What to produce: Each line of the listing that contains the word "Dwijayanti" is to be copied.

Extracted information:
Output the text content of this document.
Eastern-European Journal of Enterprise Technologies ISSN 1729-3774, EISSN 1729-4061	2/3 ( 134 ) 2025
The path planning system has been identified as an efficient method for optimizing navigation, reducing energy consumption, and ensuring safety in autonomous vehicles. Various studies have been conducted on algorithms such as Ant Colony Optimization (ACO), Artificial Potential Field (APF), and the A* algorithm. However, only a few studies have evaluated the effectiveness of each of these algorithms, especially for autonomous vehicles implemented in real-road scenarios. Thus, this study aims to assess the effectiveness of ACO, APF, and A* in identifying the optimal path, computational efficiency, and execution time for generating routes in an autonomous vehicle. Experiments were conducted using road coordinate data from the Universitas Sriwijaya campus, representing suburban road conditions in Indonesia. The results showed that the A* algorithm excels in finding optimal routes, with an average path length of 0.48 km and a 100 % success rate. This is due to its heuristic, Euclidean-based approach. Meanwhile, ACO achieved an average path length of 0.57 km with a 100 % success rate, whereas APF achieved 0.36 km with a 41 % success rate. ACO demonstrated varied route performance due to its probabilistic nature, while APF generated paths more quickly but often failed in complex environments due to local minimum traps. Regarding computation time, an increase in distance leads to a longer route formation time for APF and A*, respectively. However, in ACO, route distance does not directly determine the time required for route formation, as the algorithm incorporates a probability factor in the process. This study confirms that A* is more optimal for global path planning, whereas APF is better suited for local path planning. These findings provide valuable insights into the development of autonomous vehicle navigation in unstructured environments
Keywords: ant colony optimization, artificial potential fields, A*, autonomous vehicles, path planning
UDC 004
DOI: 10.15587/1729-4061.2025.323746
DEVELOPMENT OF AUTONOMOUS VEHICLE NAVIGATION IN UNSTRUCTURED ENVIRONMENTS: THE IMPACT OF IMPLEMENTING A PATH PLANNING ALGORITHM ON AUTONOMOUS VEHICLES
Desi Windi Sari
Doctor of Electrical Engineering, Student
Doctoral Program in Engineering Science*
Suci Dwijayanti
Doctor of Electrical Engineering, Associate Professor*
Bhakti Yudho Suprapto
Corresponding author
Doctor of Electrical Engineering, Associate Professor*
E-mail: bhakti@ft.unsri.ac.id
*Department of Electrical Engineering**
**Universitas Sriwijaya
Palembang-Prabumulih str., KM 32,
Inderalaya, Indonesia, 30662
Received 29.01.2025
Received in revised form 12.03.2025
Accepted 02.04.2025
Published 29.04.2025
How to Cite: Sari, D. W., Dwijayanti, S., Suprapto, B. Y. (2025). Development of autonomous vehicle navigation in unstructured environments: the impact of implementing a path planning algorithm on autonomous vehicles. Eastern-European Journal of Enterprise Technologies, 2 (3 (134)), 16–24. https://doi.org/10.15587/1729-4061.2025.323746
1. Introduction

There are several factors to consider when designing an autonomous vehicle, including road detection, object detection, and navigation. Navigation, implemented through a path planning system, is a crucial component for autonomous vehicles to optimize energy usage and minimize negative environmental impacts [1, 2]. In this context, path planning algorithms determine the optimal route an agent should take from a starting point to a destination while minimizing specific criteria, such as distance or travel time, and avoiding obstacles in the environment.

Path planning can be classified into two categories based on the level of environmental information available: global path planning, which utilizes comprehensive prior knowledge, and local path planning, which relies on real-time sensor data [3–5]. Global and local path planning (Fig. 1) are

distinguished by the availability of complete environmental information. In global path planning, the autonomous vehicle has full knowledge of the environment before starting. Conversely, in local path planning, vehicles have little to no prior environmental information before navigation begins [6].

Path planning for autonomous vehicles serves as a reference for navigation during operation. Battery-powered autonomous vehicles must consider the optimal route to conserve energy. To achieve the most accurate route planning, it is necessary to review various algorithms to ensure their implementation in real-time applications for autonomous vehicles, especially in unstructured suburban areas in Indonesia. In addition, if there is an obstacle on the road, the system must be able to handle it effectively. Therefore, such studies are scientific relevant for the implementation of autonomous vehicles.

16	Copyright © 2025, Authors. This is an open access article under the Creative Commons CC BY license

==

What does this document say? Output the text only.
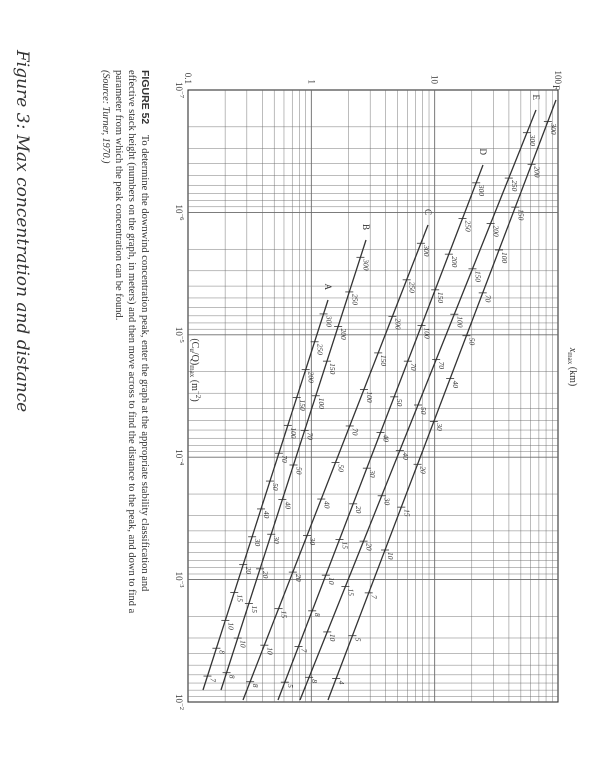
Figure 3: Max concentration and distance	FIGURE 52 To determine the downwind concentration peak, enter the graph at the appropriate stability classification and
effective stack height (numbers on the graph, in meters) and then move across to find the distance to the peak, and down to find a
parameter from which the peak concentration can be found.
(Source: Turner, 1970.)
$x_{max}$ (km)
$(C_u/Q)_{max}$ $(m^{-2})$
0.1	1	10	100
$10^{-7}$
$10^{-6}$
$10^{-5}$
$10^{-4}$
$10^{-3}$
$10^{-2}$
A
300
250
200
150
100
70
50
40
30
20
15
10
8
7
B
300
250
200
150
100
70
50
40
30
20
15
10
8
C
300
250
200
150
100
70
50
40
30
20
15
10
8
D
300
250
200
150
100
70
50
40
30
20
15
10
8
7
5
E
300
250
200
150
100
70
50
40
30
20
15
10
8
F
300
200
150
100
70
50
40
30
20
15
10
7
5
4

...

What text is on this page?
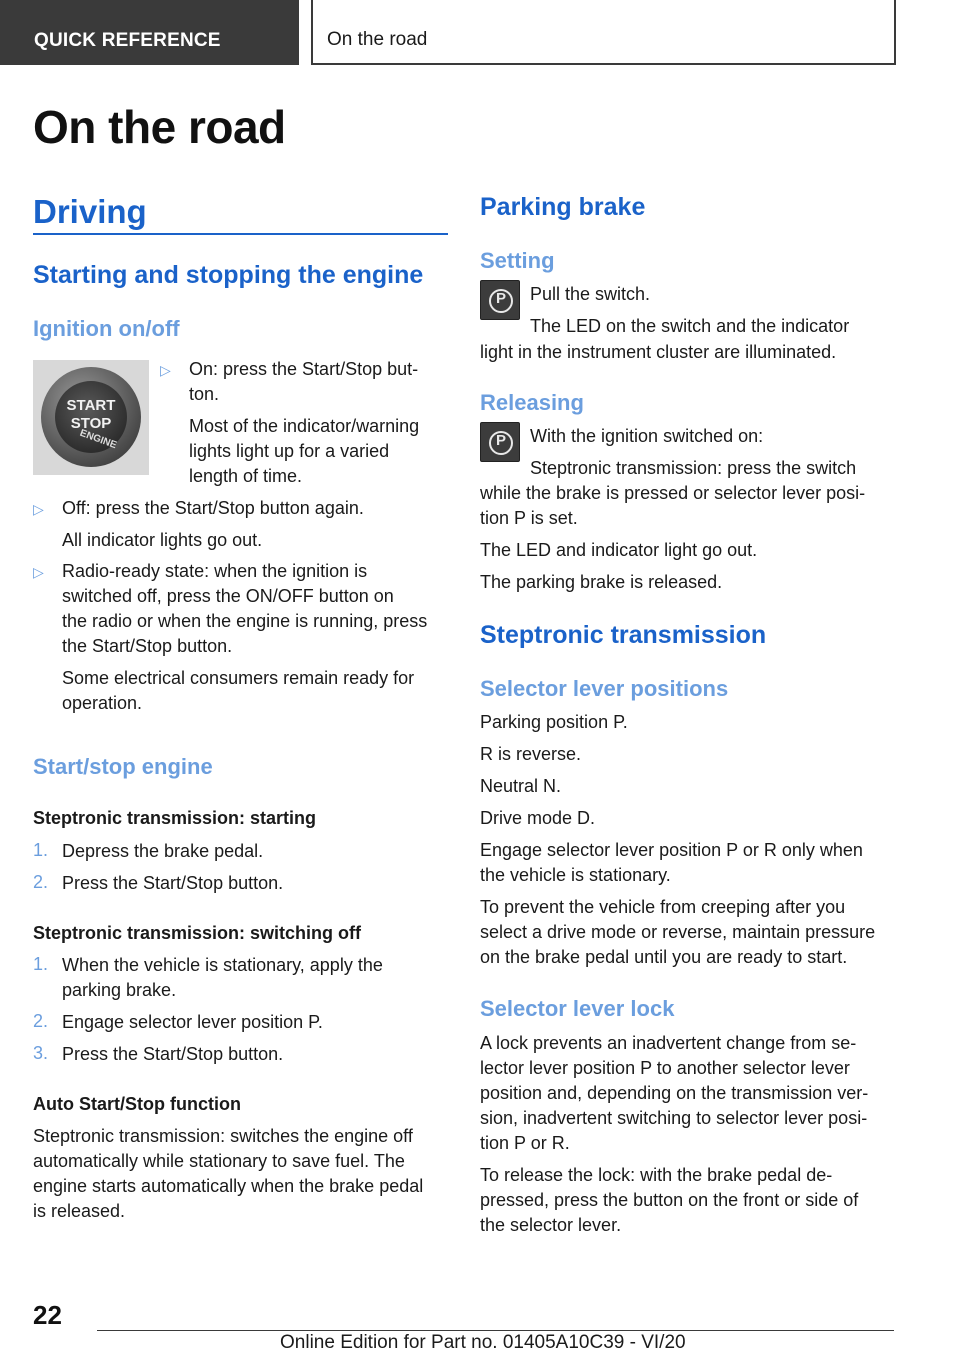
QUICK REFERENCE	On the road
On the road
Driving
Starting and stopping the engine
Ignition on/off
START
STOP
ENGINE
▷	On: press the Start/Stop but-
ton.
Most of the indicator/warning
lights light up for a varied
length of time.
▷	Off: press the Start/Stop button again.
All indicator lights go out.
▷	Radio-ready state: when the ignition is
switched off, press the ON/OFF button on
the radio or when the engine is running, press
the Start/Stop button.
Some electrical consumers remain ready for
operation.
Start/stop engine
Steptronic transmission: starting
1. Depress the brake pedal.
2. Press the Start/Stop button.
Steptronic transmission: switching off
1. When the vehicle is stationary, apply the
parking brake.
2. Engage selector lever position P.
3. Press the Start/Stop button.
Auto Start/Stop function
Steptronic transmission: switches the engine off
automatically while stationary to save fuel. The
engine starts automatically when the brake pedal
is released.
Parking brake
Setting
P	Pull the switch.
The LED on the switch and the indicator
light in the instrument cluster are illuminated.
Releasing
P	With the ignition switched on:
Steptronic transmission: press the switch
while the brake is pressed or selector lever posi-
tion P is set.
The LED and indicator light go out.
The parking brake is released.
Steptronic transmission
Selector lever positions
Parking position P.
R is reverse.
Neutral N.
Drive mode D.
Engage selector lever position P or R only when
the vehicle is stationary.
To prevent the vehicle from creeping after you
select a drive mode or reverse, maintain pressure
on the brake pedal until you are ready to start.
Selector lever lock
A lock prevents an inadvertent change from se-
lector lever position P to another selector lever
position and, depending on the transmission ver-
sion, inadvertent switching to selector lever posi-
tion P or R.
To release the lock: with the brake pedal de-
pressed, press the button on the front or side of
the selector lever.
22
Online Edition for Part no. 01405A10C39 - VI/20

Result:
Suci Dwijayanti
How to Cite: Sari, D. W., Dwijayanti, S., Suprapto, B. Y. (2025). Development of autonomous vehicle navigation in unstructured environments: the impact of implementing a path planning algorithm on autonomous vehicles. Eastern-European Journal of Enterprise Technologies, 2 (3 (134)), 16–24. https://doi.org/10.15587/1729-4061.2025.323746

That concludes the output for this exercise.